Dataset items:

******************************

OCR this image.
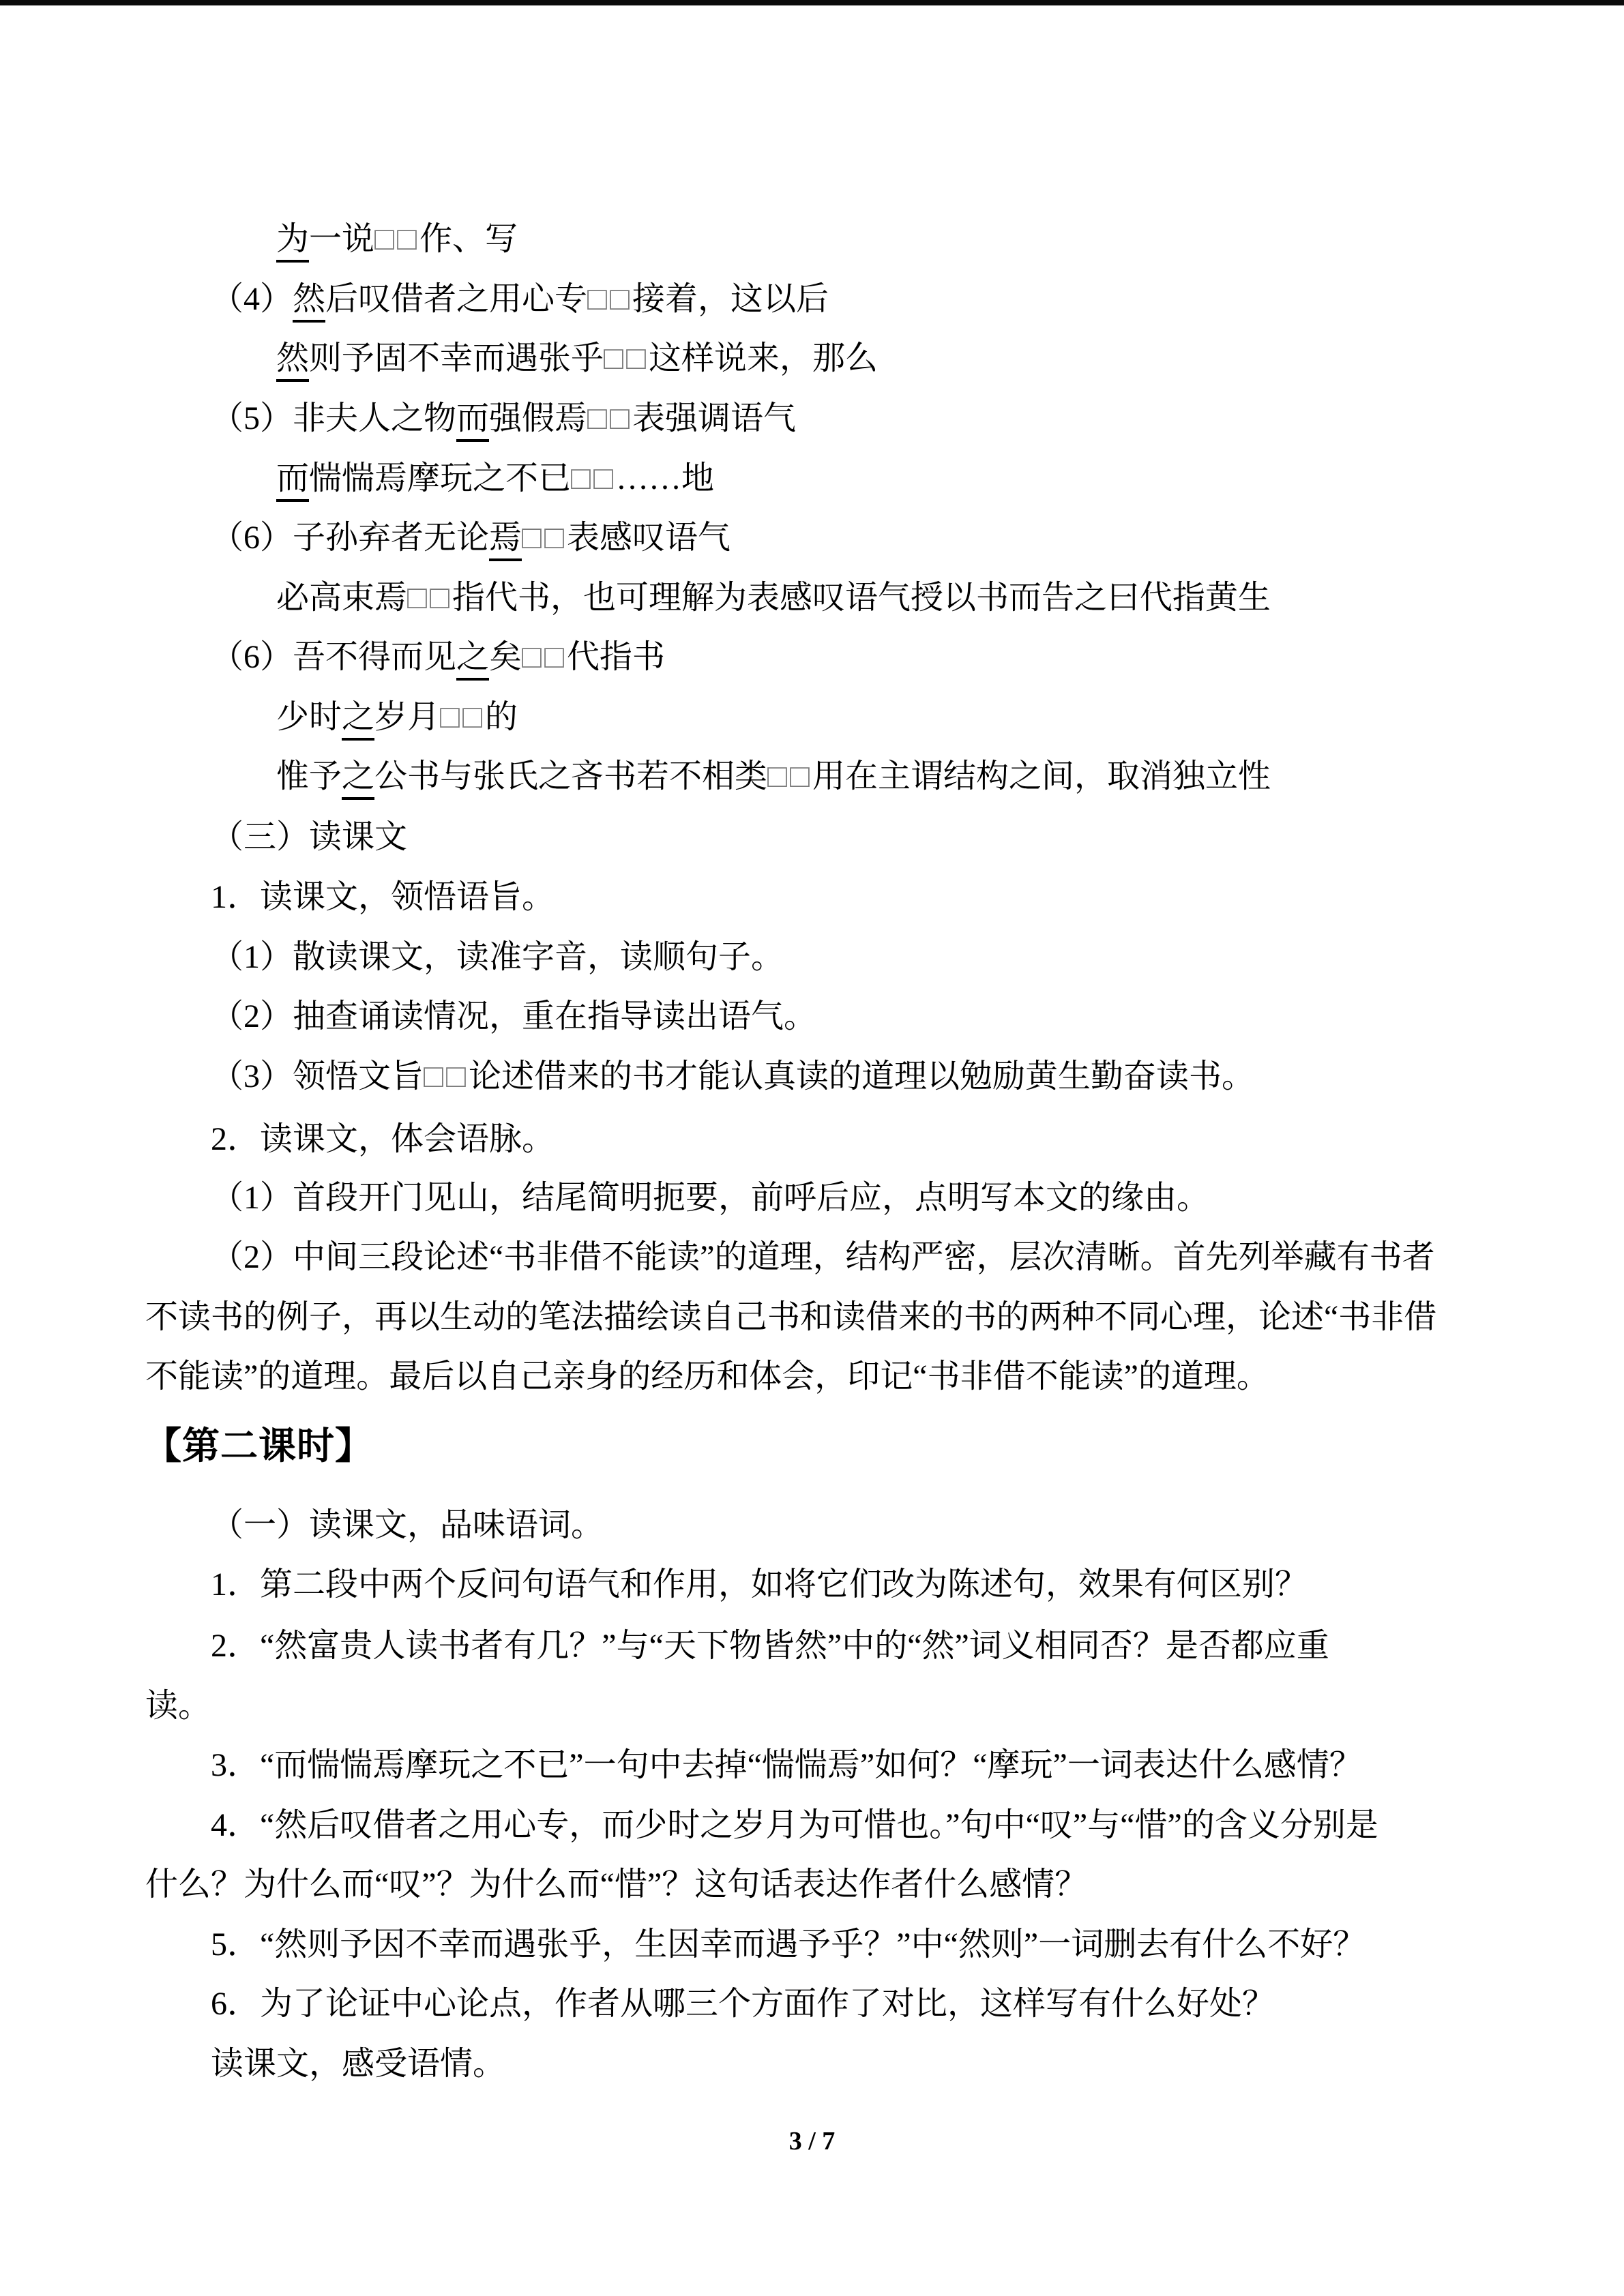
为一说□□作、写
（4）然后叹借者之用心专□□接着，这以后
然则予固不幸而遇张乎□□这样说来，那么
（5）非夫人之物而强假焉□□表强调语气
而惴惴焉摩玩之不已□□……地
（6）子孙弃者无论焉□□表感叹语气
必高束焉□□指代书，也可理解为表感叹语气授以书而告之曰代指黄生
（6）吾不得而见之矣□□代指书
少时之岁月□□的
惟予之公书与张氏之吝书若不相类□□用在主谓结构之间，取消独立性
（三）读课文
1．读课文，领悟语旨。
（1）散读课文，读准字音，读顺句子。
（2）抽查诵读情况，重在指导读出语气。
（3）领悟文旨□□论述借来的书才能认真读的道理以勉励黄生勤奋读书。
2．读课文，体会语脉。
（1）首段开门见山，结尾简明扼要，前呼后应，点明写本文的缘由。
（2）中间三段论述“书非借不能读”的道理，结构严密，层次清晰。首先列举藏有书者
不读书的例子，再以生动的笔法描绘读自己书和读借来的书的两种不同心理，论述“书非借
不能读”的道理。最后以自己亲身的经历和体会，印记“书非借不能读”的道理。
【第二课时】
（一）读课文，品味语词。
1．第二段中两个反问句语气和作用，如将它们改为陈述句，效果有何区别？
2．“然富贵人读书者有几？”与“天下物皆然”中的“然”词义相同否？是否都应重
读。
3．“而惴惴焉摩玩之不已”一句中去掉“惴惴焉”如何？“摩玩”一词表达什么感情？
4．“然后叹借者之用心专，而少时之岁月为可惜也。”句中“叹”与“惜”的含义分别是
什么？为什么而“叹”？为什么而“惜”？这句话表达作者什么感情？
5．“然则予因不幸而遇张乎，生因幸而遇予乎？”中“然则”一词删去有什么不好？
6．为了论证中心论点，作者从哪三个方面作了对比，这样写有什么好处？
读课文，感受语情。
3 / 7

******************************

• **PROBLEM DESCRIPTION**
Copy each line above where the string "而惴惴焉摩玩之不已" occurs.

• **ANSWER TO THIS PROBLEM**
而惴惴焉摩玩之不已□□……地
3．“而惴惴焉摩玩之不已”一句中去掉“惴惴焉”如何？“摩玩”一词表达什么感情？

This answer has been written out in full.